_GOAL OF THE EXERCISE_:
Reproduce the lines of the material exactly, excluding every image.

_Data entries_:

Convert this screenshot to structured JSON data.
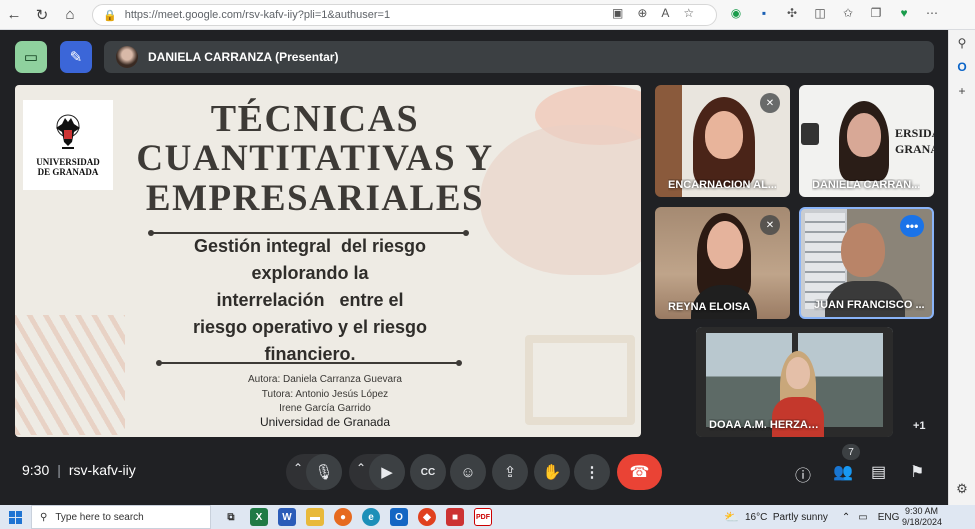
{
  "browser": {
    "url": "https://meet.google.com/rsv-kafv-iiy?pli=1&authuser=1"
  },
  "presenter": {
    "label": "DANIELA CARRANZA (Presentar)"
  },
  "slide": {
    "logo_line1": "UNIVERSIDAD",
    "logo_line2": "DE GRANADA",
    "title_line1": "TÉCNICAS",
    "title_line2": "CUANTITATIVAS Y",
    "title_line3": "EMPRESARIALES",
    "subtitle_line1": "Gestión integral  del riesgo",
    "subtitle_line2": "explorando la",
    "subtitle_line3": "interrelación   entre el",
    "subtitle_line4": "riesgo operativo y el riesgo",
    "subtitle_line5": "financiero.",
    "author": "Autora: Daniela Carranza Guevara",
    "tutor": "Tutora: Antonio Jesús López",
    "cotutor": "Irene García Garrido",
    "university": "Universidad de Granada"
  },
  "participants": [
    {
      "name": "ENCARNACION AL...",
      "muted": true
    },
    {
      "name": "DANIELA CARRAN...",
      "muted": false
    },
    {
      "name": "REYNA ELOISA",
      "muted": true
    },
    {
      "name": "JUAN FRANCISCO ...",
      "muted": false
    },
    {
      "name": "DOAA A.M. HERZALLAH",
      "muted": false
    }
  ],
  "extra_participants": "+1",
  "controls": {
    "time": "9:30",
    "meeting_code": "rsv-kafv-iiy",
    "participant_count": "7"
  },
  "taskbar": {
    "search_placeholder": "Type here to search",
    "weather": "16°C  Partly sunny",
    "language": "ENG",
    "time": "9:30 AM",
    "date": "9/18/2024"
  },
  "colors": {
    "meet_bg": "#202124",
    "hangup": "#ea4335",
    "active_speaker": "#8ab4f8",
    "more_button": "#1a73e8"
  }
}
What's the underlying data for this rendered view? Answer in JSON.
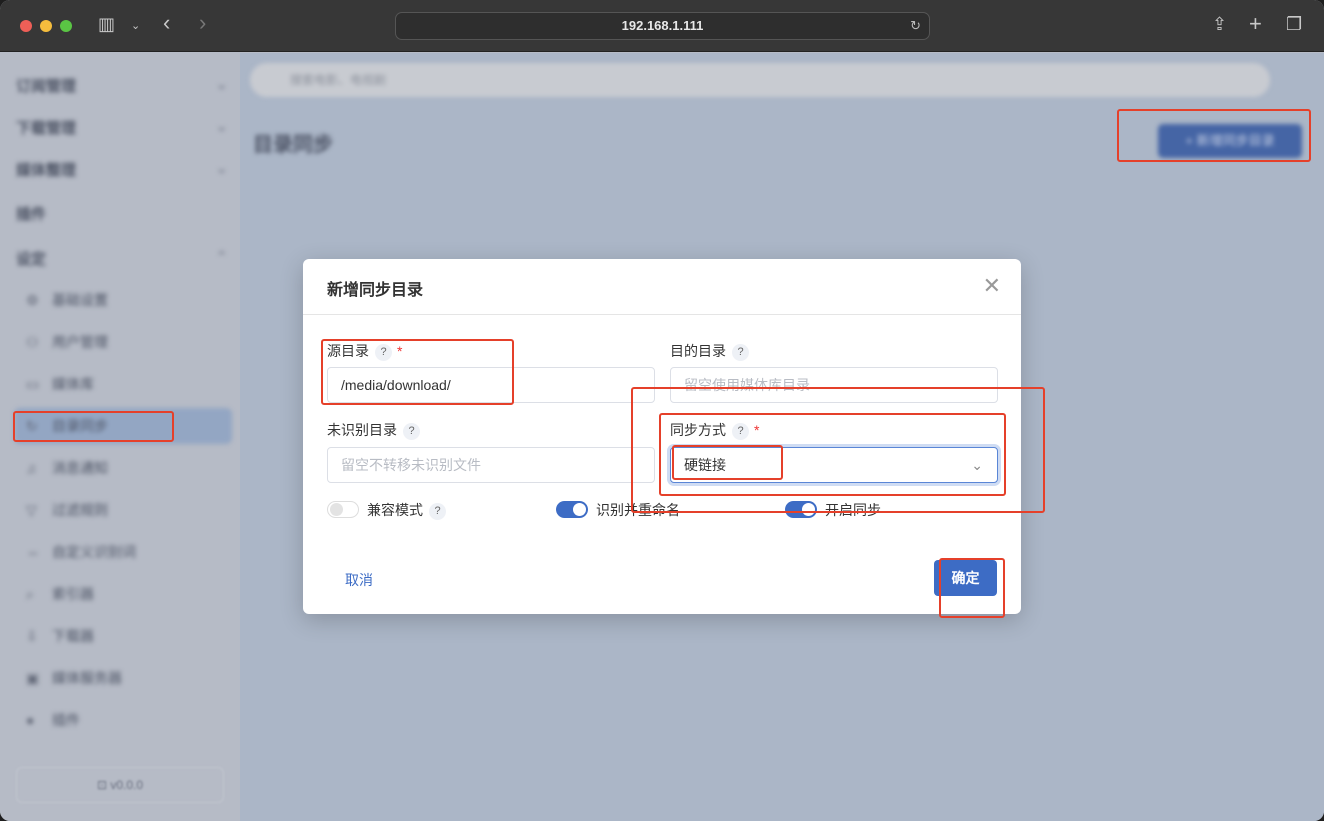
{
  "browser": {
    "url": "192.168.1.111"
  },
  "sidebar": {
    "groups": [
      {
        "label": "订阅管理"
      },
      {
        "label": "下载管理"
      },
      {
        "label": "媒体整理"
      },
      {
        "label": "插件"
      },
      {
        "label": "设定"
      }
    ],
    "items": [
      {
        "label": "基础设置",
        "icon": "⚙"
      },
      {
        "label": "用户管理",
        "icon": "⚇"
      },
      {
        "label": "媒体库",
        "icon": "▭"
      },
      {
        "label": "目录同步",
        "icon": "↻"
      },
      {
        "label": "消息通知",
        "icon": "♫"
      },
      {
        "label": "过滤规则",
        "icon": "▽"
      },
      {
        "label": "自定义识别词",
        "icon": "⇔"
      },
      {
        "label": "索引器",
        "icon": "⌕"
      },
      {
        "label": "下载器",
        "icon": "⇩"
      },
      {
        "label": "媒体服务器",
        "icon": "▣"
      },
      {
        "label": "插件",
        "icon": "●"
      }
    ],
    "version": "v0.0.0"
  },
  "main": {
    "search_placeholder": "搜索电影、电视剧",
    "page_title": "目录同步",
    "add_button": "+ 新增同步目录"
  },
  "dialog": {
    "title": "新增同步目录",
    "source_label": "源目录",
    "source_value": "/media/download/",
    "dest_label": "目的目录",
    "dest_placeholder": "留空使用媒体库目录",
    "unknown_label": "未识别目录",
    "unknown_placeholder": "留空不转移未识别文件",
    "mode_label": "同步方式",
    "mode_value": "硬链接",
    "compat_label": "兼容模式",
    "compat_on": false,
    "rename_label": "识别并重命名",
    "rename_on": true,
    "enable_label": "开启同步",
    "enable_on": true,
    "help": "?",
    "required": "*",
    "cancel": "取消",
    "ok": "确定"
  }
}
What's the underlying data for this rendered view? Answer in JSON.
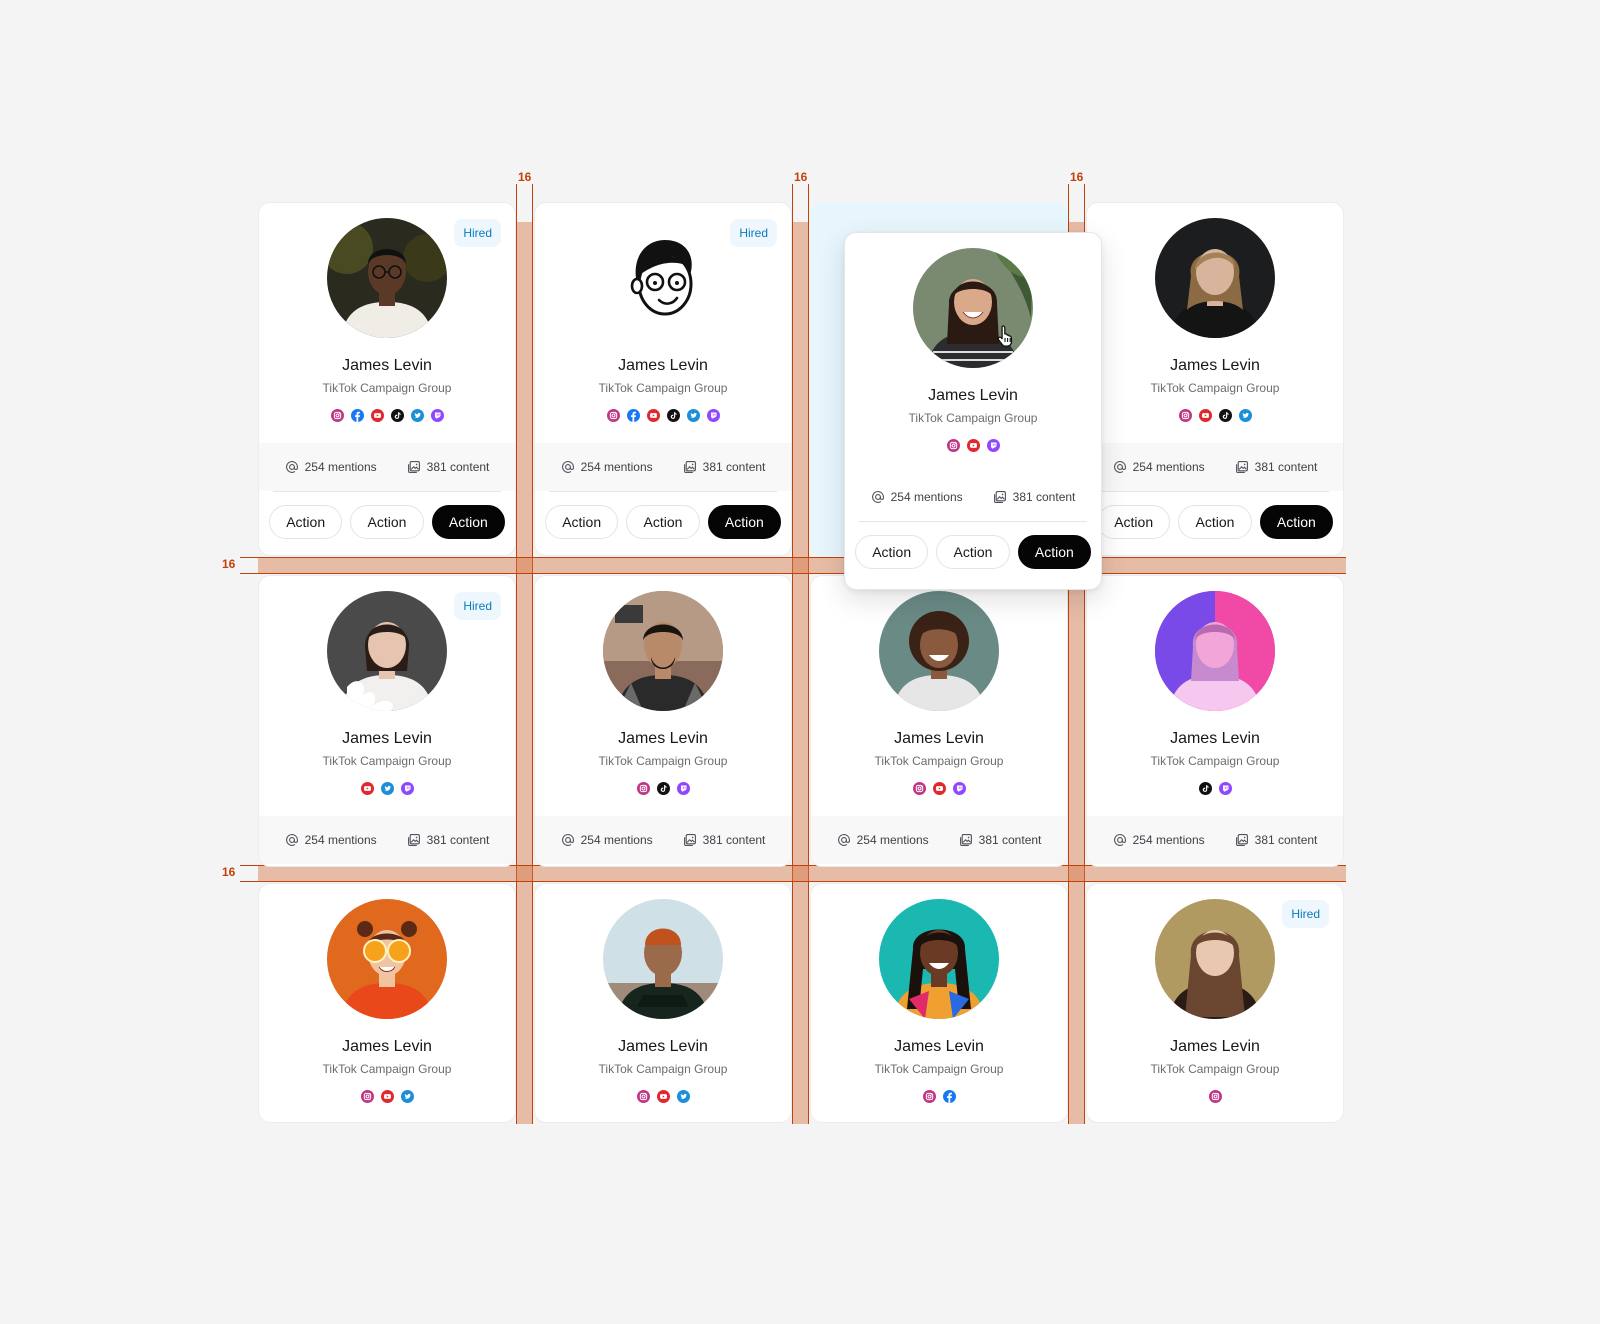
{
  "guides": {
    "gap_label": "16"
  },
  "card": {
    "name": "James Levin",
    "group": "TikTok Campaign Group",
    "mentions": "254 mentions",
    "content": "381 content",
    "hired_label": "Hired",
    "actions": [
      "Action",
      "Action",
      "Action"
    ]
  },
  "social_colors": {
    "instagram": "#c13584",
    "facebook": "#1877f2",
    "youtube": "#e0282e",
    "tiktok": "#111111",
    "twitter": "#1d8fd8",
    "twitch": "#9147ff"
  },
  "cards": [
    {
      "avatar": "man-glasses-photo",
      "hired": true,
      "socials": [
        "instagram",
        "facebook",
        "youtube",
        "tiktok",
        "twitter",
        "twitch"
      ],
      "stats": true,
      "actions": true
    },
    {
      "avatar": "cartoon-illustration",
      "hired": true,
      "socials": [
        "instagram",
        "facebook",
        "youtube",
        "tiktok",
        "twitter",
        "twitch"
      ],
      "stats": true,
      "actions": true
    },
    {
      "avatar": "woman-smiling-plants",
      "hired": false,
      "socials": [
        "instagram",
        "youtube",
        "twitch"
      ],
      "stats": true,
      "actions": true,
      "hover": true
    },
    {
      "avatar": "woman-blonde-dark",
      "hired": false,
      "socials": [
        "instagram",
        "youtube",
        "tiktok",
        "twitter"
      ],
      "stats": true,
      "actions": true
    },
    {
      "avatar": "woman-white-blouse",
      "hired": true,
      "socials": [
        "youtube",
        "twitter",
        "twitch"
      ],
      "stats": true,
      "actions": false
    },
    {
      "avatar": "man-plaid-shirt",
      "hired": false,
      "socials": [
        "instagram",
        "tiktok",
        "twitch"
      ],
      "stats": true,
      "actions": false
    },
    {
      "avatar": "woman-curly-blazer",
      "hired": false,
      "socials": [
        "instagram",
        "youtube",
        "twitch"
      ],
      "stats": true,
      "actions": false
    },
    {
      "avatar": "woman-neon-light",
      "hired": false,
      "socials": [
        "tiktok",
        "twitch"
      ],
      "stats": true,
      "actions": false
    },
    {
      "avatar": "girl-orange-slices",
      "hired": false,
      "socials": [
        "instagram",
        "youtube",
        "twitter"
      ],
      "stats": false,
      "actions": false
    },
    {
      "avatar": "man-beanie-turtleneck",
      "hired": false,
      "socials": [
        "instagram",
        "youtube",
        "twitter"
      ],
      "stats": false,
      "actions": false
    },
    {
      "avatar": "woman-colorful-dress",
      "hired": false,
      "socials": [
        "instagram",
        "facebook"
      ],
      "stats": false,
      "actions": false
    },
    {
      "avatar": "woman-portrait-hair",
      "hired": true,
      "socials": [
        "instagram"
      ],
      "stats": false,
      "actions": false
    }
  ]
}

_FINAL ANSWER_:
Convert this screenshot to structured JSON data.
{
  "browser": {
    "url": "https://meet.google.com/rsv-kafv-iiy?pli=1&authuser=1"
  },
  "presenter": {
    "label": "DANIELA CARRANZA (Presentar)"
  },
  "slide": {
    "logo_line1": "UNIVERSIDAD",
    "logo_line2": "DE GRANADA",
    "title_line1": "TÉCNICAS",
    "title_line2": "CUANTITATIVAS Y",
    "title_line3": "EMPRESARIALES",
    "subtitle_line1": "Gestión integral  del riesgo",
    "subtitle_line2": "explorando la",
    "subtitle_line3": "interrelación   entre el",
    "subtitle_line4": "riesgo operativo y el riesgo",
    "subtitle_line5": "financiero.",
    "author": "Autora: Daniela Carranza Guevara",
    "tutor": "Tutora: Antonio Jesús López",
    "cotutor": "Irene García Garrido",
    "university": "Universidad de Granada"
  },
  "participants": [
    {
      "name": "ENCARNACION AL...",
      "muted": true
    },
    {
      "name": "DANIELA CARRAN...",
      "muted": false
    },
    {
      "name": "REYNA ELOISA",
      "muted": true
    },
    {
      "name": "JUAN FRANCISCO ...",
      "muted": false
    },
    {
      "name": "DOAA A.M. HERZALLAH",
      "muted": false
    }
  ],
  "extra_participants": "+1",
  "controls": {
    "time": "9:30",
    "meeting_code": "rsv-kafv-iiy",
    "participant_count": "7"
  },
  "taskbar": {
    "search_placeholder": "Type here to search",
    "weather": "16°C  Partly sunny",
    "language": "ENG",
    "time": "9:30 AM",
    "date": "9/18/2024"
  },
  "colors": {
    "meet_bg": "#202124",
    "hangup": "#ea4335",
    "active_speaker": "#8ab4f8",
    "more_button": "#1a73e8"
  }
}
What's the underlying data for this rendered view? Answer in JSON.
{
  "browser": {
    "url": "192.168.1.111"
  },
  "sidebar": {
    "groups": [
      {
        "label": "订阅管理"
      },
      {
        "label": "下载管理"
      },
      {
        "label": "媒体整理"
      },
      {
        "label": "插件"
      },
      {
        "label": "设定"
      }
    ],
    "items": [
      {
        "label": "基础设置",
        "icon": "⚙"
      },
      {
        "label": "用户管理",
        "icon": "⚇"
      },
      {
        "label": "媒体库",
        "icon": "▭"
      },
      {
        "label": "目录同步",
        "icon": "↻"
      },
      {
        "label": "消息通知",
        "icon": "♫"
      },
      {
        "label": "过滤规则",
        "icon": "▽"
      },
      {
        "label": "自定义识别词",
        "icon": "⇔"
      },
      {
        "label": "索引器",
        "icon": "⌕"
      },
      {
        "label": "下载器",
        "icon": "⇩"
      },
      {
        "label": "媒体服务器",
        "icon": "▣"
      },
      {
        "label": "插件",
        "icon": "●"
      }
    ],
    "version": "v0.0.0"
  },
  "main": {
    "search_placeholder": "搜索电影、电视剧",
    "page_title": "目录同步",
    "add_button": "+ 新增同步目录"
  },
  "dialog": {
    "title": "新增同步目录",
    "source_label": "源目录",
    "source_value": "/media/download/",
    "dest_label": "目的目录",
    "dest_placeholder": "留空使用媒体库目录",
    "unknown_label": "未识别目录",
    "unknown_placeholder": "留空不转移未识别文件",
    "mode_label": "同步方式",
    "mode_value": "硬链接",
    "compat_label": "兼容模式",
    "compat_on": false,
    "rename_label": "识别并重命名",
    "rename_on": true,
    "enable_label": "开启同步",
    "enable_on": true,
    "help": "?",
    "required": "*",
    "cancel": "取消",
    "ok": "确定"
  }
}
What's the underlying data for this rendered view? Answer in JSON.
{
  "guides": {
    "gap_label": "16"
  },
  "card": {
    "name": "James Levin",
    "group": "TikTok Campaign Group",
    "mentions": "254 mentions",
    "content": "381 content",
    "hired_label": "Hired",
    "actions": [
      "Action",
      "Action",
      "Action"
    ]
  },
  "social_colors": {
    "instagram": "#c13584",
    "facebook": "#1877f2",
    "youtube": "#e0282e",
    "tiktok": "#111111",
    "twitter": "#1d8fd8",
    "twitch": "#9147ff"
  },
  "cards": [
    {
      "avatar": "man-glasses-photo",
      "hired": true,
      "socials": [
        "instagram",
        "facebook",
        "youtube",
        "tiktok",
        "twitter",
        "twitch"
      ],
      "stats": true,
      "actions": true
    },
    {
      "avatar": "cartoon-illustration",
      "hired": true,
      "socials": [
        "instagram",
        "facebook",
        "youtube",
        "tiktok",
        "twitter",
        "twitch"
      ],
      "stats": true,
      "actions": true
    },
    {
      "avatar": "woman-smiling-plants",
      "hired": false,
      "socials": [
        "instagram",
        "youtube",
        "twitch"
      ],
      "stats": true,
      "actions": true,
      "hover": true
    },
    {
      "avatar": "woman-blonde-dark",
      "hired": false,
      "socials": [
        "instagram",
        "youtube",
        "tiktok",
        "twitter"
      ],
      "stats": true,
      "actions": true
    },
    {
      "avatar": "woman-white-blouse",
      "hired": true,
      "socials": [
        "youtube",
        "twitter",
        "twitch"
      ],
      "stats": true,
      "actions": false
    },
    {
      "avatar": "man-plaid-shirt",
      "hired": false,
      "socials": [
        "instagram",
        "tiktok",
        "twitch"
      ],
      "stats": true,
      "actions": false
    },
    {
      "avatar": "woman-curly-blazer",
      "hired": false,
      "socials": [
        "instagram",
        "youtube",
        "twitch"
      ],
      "stats": true,
      "actions": false
    },
    {
      "avatar": "woman-neon-light",
      "hired": false,
      "socials": [
        "tiktok",
        "twitch"
      ],
      "stats": true,
      "actions": false
    },
    {
      "avatar": "girl-orange-slices",
      "hired": false,
      "socials": [
        "instagram",
        "youtube",
        "twitter"
      ],
      "stats": false,
      "actions": false
    },
    {
      "avatar": "man-beanie-turtleneck",
      "hired": false,
      "socials": [
        "instagram",
        "youtube",
        "twitter"
      ],
      "stats": false,
      "actions": false
    },
    {
      "avatar": "woman-colorful-dress",
      "hired": false,
      "socials": [
        "instagram",
        "facebook"
      ],
      "stats": false,
      "actions": false
    },
    {
      "avatar": "woman-portrait-hair",
      "hired": true,
      "socials": [
        "instagram"
      ],
      "stats": false,
      "actions": false
    }
  ]
}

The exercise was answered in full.